▶ **Written request**
Count how many lines of the data below contain the string "title"; the reply should be that number alone.

Collected data entries

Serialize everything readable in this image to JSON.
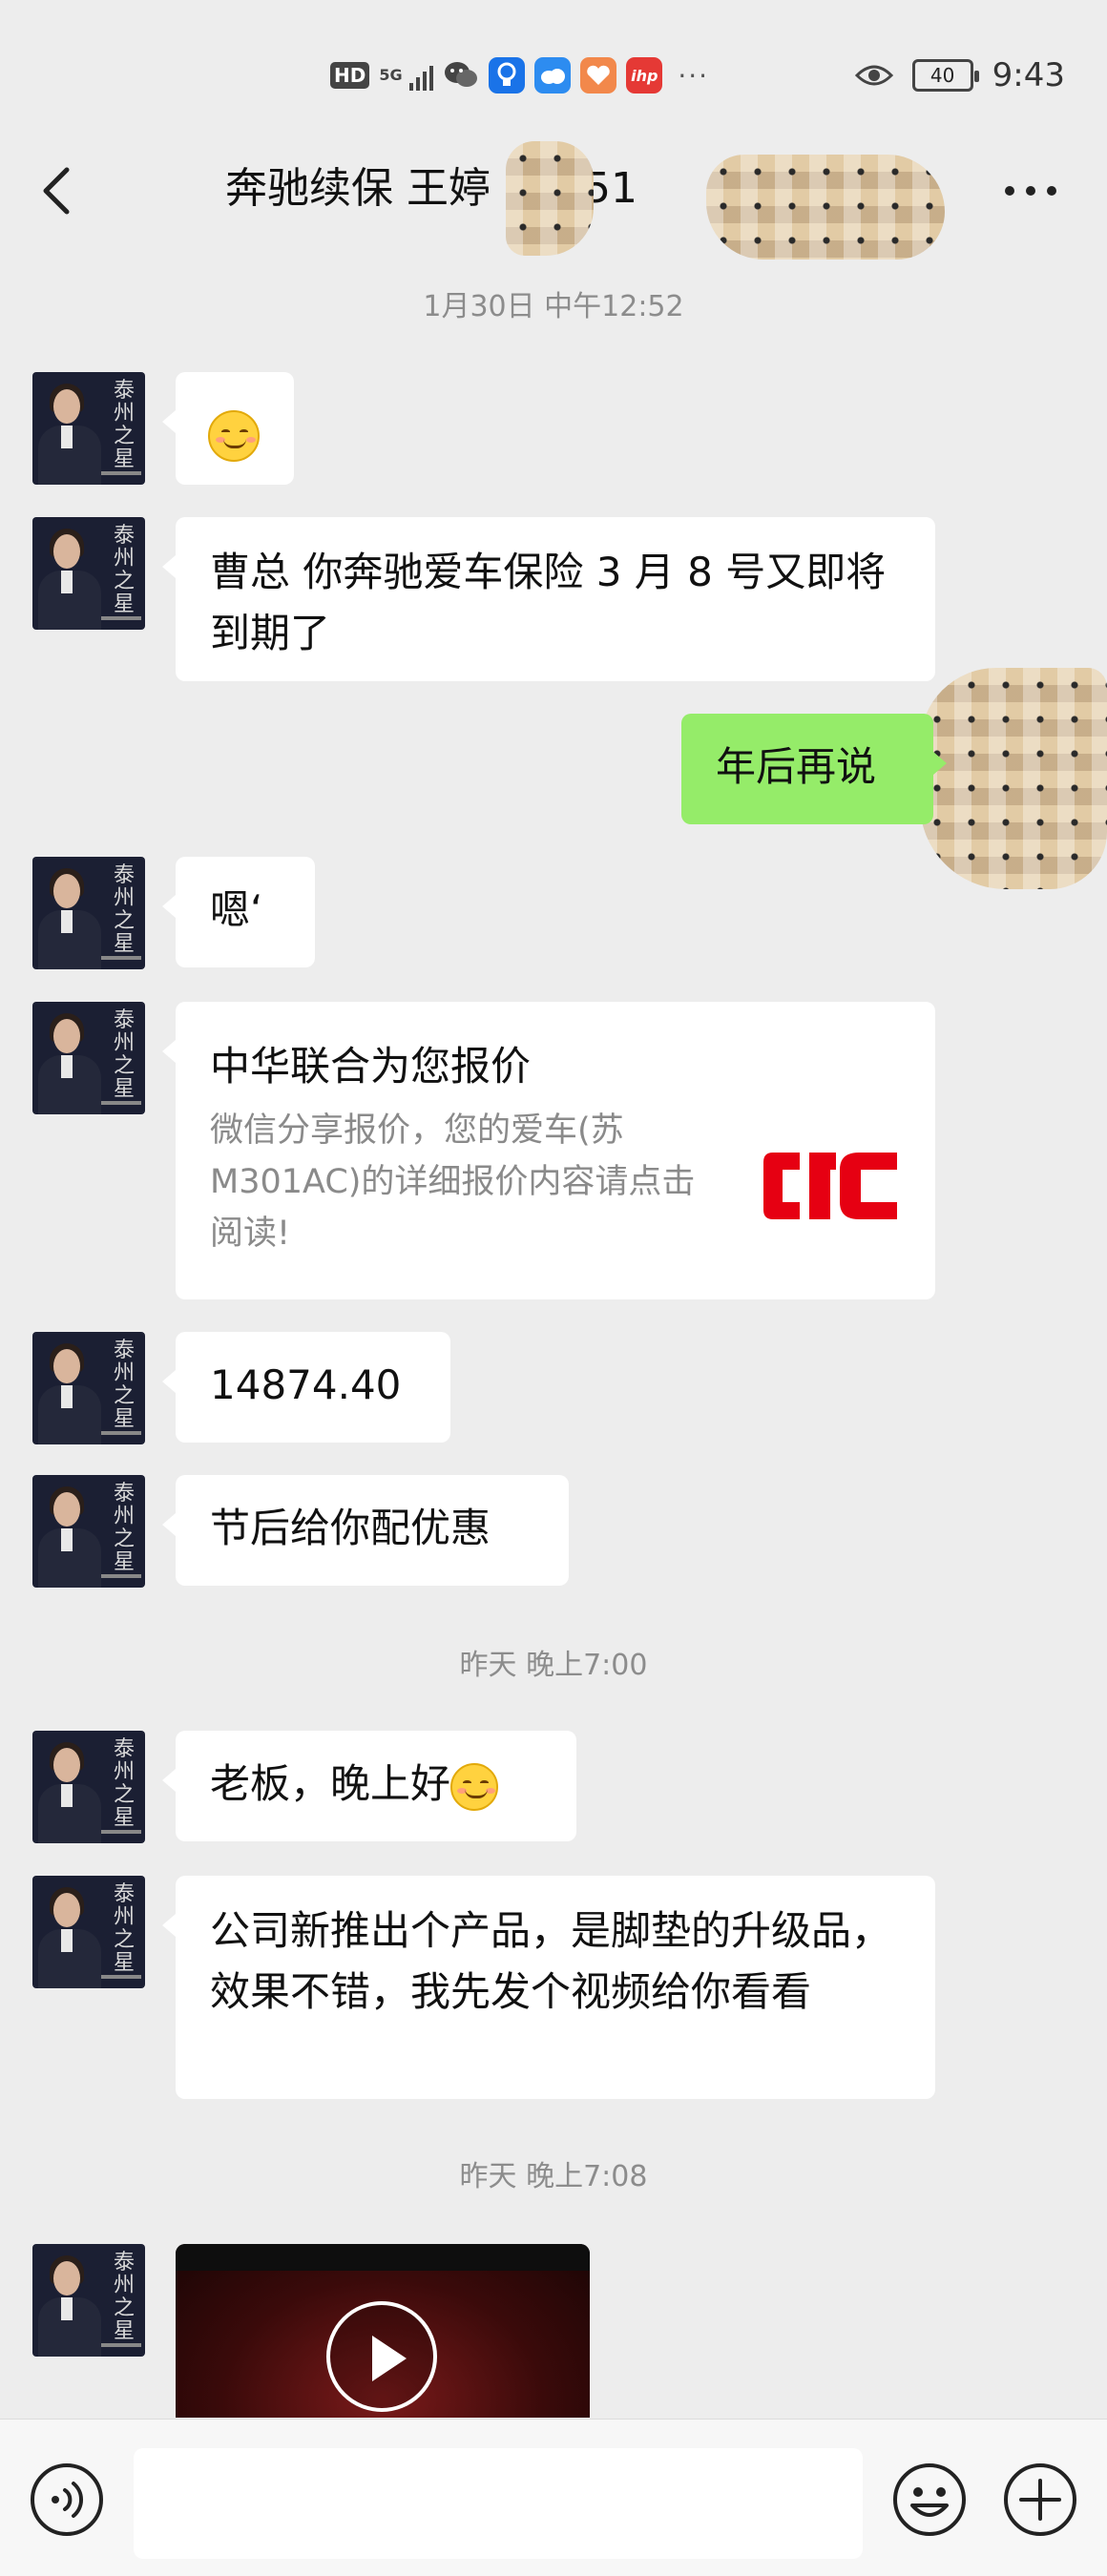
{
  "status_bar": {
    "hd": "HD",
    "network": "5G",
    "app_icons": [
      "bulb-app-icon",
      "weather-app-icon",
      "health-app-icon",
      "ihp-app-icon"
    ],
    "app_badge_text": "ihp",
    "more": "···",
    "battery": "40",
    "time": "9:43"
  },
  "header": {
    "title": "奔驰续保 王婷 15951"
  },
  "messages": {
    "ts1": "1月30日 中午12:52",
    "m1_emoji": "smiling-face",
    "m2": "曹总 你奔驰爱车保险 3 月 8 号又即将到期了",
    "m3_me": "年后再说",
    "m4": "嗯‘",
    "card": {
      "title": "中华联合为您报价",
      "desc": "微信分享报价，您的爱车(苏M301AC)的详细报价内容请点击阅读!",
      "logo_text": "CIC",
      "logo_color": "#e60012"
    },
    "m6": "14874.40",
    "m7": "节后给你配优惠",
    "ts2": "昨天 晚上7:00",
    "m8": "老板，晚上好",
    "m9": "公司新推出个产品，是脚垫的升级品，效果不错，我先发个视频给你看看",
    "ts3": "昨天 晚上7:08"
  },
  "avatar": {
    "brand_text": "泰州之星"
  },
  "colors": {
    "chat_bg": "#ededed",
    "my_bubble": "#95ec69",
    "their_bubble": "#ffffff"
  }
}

==

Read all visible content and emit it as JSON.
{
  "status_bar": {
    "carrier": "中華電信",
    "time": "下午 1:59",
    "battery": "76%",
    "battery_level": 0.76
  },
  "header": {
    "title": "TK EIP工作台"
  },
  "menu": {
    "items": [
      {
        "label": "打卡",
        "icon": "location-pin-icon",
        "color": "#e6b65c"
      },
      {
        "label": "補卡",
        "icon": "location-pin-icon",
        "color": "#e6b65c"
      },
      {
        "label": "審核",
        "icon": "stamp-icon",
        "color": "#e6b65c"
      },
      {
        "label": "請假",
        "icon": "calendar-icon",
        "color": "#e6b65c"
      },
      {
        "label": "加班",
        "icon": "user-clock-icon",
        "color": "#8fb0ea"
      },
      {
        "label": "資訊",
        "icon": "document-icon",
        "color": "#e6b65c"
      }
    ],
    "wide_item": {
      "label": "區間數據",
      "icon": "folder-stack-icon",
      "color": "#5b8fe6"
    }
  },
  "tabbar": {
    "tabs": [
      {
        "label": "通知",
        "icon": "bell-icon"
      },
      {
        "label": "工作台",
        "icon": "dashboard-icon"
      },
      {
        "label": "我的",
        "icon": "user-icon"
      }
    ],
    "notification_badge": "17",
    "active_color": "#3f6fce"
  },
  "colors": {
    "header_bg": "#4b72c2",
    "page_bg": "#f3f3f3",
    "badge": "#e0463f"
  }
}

---

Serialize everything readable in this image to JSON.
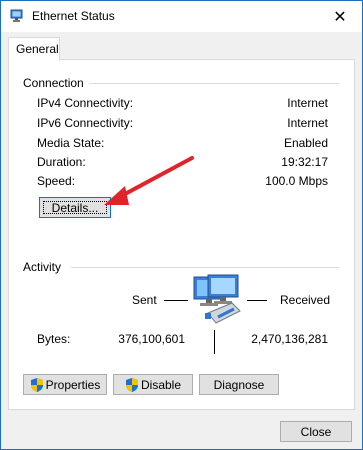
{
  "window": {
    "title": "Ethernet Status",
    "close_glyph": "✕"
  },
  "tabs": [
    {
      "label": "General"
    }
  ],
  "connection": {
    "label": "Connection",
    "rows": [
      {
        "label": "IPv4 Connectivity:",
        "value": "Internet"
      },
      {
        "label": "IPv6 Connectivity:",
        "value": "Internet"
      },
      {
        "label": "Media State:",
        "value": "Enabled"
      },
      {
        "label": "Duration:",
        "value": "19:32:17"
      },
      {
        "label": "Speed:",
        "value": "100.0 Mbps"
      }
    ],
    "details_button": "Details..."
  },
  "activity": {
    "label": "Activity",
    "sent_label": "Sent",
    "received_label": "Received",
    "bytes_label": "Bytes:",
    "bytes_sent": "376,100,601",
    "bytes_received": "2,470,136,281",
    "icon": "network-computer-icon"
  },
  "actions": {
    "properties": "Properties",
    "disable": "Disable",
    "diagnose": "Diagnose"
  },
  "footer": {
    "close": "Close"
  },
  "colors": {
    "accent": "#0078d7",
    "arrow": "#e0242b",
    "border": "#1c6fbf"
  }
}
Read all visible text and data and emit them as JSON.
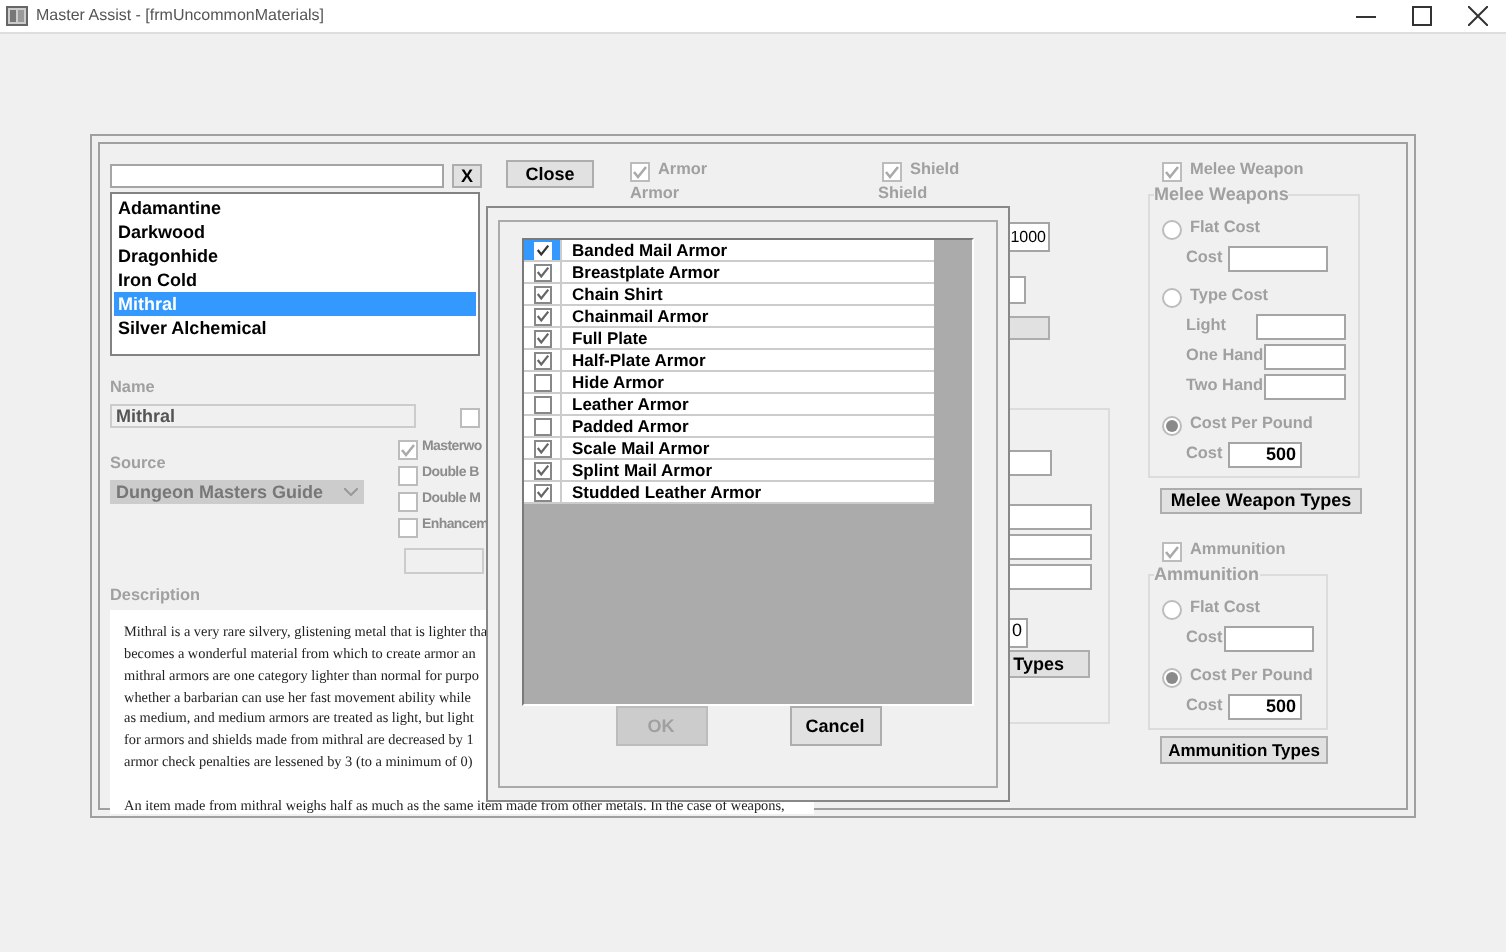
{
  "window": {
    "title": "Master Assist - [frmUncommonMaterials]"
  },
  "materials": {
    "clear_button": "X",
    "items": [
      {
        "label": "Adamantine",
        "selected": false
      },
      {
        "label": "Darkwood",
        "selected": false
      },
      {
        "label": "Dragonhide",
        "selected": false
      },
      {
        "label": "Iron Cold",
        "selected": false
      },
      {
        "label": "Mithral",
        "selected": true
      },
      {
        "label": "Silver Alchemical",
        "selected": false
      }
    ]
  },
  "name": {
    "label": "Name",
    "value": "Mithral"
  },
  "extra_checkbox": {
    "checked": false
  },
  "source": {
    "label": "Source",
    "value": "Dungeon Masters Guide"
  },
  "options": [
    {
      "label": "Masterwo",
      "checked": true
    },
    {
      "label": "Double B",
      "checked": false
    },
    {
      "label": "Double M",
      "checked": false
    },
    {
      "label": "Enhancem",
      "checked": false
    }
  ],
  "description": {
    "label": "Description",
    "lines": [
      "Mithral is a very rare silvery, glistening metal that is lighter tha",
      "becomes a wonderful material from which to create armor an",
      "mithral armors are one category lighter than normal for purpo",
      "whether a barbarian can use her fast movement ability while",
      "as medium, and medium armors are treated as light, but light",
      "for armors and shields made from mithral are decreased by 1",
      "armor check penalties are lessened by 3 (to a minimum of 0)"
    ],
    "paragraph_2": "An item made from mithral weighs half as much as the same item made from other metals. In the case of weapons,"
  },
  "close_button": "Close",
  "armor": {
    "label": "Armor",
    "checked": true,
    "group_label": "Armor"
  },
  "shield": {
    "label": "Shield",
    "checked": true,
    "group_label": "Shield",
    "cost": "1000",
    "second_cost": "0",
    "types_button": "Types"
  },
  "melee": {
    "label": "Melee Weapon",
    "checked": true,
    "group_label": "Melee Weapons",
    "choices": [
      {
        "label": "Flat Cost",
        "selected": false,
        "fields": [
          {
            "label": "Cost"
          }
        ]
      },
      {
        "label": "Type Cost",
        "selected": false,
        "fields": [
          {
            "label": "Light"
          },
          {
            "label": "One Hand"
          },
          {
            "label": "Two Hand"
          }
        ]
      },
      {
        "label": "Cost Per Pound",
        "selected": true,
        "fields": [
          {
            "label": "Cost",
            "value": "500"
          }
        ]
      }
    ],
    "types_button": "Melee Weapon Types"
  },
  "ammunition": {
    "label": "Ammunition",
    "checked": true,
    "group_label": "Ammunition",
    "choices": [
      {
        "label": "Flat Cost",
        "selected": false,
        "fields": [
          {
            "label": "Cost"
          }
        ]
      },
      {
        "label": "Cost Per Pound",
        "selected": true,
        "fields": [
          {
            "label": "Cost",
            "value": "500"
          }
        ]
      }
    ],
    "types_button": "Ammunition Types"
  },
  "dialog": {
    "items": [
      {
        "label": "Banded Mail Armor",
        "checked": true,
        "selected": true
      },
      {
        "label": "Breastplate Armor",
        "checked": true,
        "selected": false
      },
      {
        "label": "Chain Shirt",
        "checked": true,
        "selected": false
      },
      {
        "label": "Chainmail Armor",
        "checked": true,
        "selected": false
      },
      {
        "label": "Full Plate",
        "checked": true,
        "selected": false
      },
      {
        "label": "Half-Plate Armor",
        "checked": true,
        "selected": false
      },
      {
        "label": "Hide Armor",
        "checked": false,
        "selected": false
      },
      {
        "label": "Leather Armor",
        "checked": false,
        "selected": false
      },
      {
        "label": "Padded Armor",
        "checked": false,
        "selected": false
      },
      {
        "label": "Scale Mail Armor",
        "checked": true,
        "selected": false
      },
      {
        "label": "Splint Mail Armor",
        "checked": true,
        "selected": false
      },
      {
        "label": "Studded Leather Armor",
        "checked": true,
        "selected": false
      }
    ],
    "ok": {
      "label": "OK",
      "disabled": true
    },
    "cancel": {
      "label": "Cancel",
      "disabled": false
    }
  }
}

▶ **Solution for this task**
5